STATED EXERCISE:
Set down exactly the lines running from the line with "Output a JSON" to the end of the listing below, both ends included.

* START DATA TO PROCESS *

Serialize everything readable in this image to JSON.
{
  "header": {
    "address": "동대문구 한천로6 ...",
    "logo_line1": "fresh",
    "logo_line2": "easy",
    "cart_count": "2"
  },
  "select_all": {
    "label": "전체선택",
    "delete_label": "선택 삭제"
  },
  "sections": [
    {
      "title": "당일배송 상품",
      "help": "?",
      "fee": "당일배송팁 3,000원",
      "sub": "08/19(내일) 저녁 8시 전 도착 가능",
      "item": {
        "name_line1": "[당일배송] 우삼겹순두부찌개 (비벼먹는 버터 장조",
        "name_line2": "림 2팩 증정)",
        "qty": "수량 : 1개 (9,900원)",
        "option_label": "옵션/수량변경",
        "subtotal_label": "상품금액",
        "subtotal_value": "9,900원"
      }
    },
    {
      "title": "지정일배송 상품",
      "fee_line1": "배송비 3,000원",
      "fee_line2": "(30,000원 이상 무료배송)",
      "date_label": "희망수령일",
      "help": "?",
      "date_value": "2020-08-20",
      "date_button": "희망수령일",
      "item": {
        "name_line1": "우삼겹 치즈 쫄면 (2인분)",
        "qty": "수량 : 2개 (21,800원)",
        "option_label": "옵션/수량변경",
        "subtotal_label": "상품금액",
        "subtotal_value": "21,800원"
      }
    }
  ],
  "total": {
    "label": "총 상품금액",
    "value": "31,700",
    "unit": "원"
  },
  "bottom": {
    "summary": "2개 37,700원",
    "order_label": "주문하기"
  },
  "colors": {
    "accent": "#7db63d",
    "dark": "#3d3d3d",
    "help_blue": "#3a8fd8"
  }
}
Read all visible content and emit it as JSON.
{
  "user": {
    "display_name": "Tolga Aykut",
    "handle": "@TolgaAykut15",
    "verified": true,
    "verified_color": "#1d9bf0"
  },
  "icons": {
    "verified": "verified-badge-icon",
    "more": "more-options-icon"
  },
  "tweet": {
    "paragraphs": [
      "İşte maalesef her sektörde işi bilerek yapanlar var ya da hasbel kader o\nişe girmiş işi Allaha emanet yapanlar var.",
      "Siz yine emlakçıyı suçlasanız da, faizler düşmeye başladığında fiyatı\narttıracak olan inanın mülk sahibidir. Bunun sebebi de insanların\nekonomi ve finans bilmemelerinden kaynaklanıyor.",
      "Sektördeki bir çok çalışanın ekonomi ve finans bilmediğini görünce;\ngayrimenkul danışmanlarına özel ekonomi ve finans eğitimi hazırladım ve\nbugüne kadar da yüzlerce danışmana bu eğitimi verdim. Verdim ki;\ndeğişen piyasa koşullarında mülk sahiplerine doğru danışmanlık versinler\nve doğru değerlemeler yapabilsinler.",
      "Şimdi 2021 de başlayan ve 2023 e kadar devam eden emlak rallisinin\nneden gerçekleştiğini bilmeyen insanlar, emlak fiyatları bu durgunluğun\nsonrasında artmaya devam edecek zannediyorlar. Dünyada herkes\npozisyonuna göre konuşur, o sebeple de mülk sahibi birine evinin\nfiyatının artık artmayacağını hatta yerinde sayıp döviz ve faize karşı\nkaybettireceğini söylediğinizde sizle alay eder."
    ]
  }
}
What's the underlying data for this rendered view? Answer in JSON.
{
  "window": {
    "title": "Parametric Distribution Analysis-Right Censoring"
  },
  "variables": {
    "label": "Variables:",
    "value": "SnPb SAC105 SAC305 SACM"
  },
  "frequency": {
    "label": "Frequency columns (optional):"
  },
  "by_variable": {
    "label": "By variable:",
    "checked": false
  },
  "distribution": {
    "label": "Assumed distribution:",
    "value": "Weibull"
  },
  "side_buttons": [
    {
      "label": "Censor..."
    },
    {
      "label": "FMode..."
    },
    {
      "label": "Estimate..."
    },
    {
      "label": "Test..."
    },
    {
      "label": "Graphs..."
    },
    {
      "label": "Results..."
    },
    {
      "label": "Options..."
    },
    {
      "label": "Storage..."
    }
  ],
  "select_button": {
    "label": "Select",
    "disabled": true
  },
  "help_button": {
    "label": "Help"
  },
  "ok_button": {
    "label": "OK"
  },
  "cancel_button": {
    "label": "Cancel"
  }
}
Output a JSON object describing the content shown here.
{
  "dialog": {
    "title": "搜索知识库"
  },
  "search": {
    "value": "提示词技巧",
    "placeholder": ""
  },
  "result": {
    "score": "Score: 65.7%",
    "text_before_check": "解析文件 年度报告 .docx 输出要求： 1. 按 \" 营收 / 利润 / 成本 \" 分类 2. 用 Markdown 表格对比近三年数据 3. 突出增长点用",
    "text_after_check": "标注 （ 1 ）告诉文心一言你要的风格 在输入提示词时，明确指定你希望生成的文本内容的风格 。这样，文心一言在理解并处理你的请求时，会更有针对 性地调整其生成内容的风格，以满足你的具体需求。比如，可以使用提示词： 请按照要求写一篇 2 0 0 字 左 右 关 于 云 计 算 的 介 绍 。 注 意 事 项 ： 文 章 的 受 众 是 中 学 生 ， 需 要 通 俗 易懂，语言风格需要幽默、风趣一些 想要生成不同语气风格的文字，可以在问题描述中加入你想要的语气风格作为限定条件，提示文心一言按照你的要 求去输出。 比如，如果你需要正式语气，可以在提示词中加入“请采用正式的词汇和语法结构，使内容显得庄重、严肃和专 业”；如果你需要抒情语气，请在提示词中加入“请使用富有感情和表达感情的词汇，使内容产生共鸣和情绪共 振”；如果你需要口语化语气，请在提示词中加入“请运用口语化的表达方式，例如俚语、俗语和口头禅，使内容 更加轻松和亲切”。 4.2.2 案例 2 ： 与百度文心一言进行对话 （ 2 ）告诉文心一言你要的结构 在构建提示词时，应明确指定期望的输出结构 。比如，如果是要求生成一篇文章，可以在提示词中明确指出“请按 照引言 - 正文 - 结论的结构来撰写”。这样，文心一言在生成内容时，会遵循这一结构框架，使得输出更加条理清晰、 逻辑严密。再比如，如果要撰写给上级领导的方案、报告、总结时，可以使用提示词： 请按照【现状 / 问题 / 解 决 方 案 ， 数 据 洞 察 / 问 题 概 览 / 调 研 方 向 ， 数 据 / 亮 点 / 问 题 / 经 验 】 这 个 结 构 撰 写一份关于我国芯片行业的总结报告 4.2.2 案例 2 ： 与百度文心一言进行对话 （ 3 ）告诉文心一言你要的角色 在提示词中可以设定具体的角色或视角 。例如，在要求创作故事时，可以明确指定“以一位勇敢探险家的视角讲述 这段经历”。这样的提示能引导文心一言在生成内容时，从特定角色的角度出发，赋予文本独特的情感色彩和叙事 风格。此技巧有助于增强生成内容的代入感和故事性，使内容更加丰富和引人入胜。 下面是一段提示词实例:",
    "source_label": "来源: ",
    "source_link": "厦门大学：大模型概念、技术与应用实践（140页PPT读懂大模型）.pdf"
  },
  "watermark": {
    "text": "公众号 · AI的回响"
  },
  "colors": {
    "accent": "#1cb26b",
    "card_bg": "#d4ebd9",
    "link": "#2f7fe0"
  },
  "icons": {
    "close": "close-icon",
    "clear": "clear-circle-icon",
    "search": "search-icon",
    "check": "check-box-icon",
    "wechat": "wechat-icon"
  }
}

* END DATA TO PROCESS *

COMPLETE ANSWER:
Output a JSON object describing the content shown here.
{
  "dialog": {
    "title": "搜索知识库"
  },
  "search": {
    "value": "提示词技巧",
    "placeholder": ""
  },
  "result": {
    "score": "Score: 65.7%",
    "text_before_check": "解析文件 年度报告 .docx 输出要求： 1. 按 \" 营收 / 利润 / 成本 \" 分类 2. 用 Markdown 表格对比近三年数据 3. 突出增长点用",
    "text_after_check": "标注 （ 1 ）告诉文心一言你要的风格 在输入提示词时，明确指定你希望生成的文本内容的风格 。这样，文心一言在理解并处理你的请求时，会更有针对 性地调整其生成内容的风格，以满足你的具体需求。比如，可以使用提示词： 请按照要求写一篇 2 0 0 字 左 右 关 于 云 计 算 的 介 绍 。 注 意 事 项 ： 文 章 的 受 众 是 中 学 生 ， 需 要 通 俗 易懂，语言风格需要幽默、风趣一些 想要生成不同语气风格的文字，可以在问题描述中加入你想要的语气风格作为限定条件，提示文心一言按照你的要 求去输出。 比如，如果你需要正式语气，可以在提示词中加入“请采用正式的词汇和语法结构，使内容显得庄重、严肃和专 业”；如果你需要抒情语气，请在提示词中加入“请使用富有感情和表达感情的词汇，使内容产生共鸣和情绪共 振”；如果你需要口语化语气，请在提示词中加入“请运用口语化的表达方式，例如俚语、俗语和口头禅，使内容 更加轻松和亲切”。 4.2.2 案例 2 ： 与百度文心一言进行对话 （ 2 ）告诉文心一言你要的结构 在构建提示词时，应明确指定期望的输出结构 。比如，如果是要求生成一篇文章，可以在提示词中明确指出“请按 照引言 - 正文 - 结论的结构来撰写”。这样，文心一言在生成内容时，会遵循这一结构框架，使得输出更加条理清晰、 逻辑严密。再比如，如果要撰写给上级领导的方案、报告、总结时，可以使用提示词： 请按照【现状 / 问题 / 解 决 方 案 ， 数 据 洞 察 / 问 题 概 览 / 调 研 方 向 ， 数 据 / 亮 点 / 问 题 / 经 验 】 这 个 结 构 撰 写一份关于我国芯片行业的总结报告 4.2.2 案例 2 ： 与百度文心一言进行对话 （ 3 ）告诉文心一言你要的角色 在提示词中可以设定具体的角色或视角 。例如，在要求创作故事时，可以明确指定“以一位勇敢探险家的视角讲述 这段经历”。这样的提示能引导文心一言在生成内容时，从特定角色的角度出发，赋予文本独特的情感色彩和叙事 风格。此技巧有助于增强生成内容的代入感和故事性，使内容更加丰富和引人入胜。 下面是一段提示词实例:",
    "source_label": "来源: ",
    "source_link": "厦门大学：大模型概念、技术与应用实践（140页PPT读懂大模型）.pdf"
  },
  "watermark": {
    "text": "公众号 · AI的回响"
  },
  "colors": {
    "accent": "#1cb26b",
    "card_bg": "#d4ebd9",
    "link": "#2f7fe0"
  },
  "icons": {
    "close": "close-icon",
    "clear": "clear-circle-icon",
    "search": "search-icon",
    "check": "check-box-icon",
    "wechat": "wechat-icon"
  }
}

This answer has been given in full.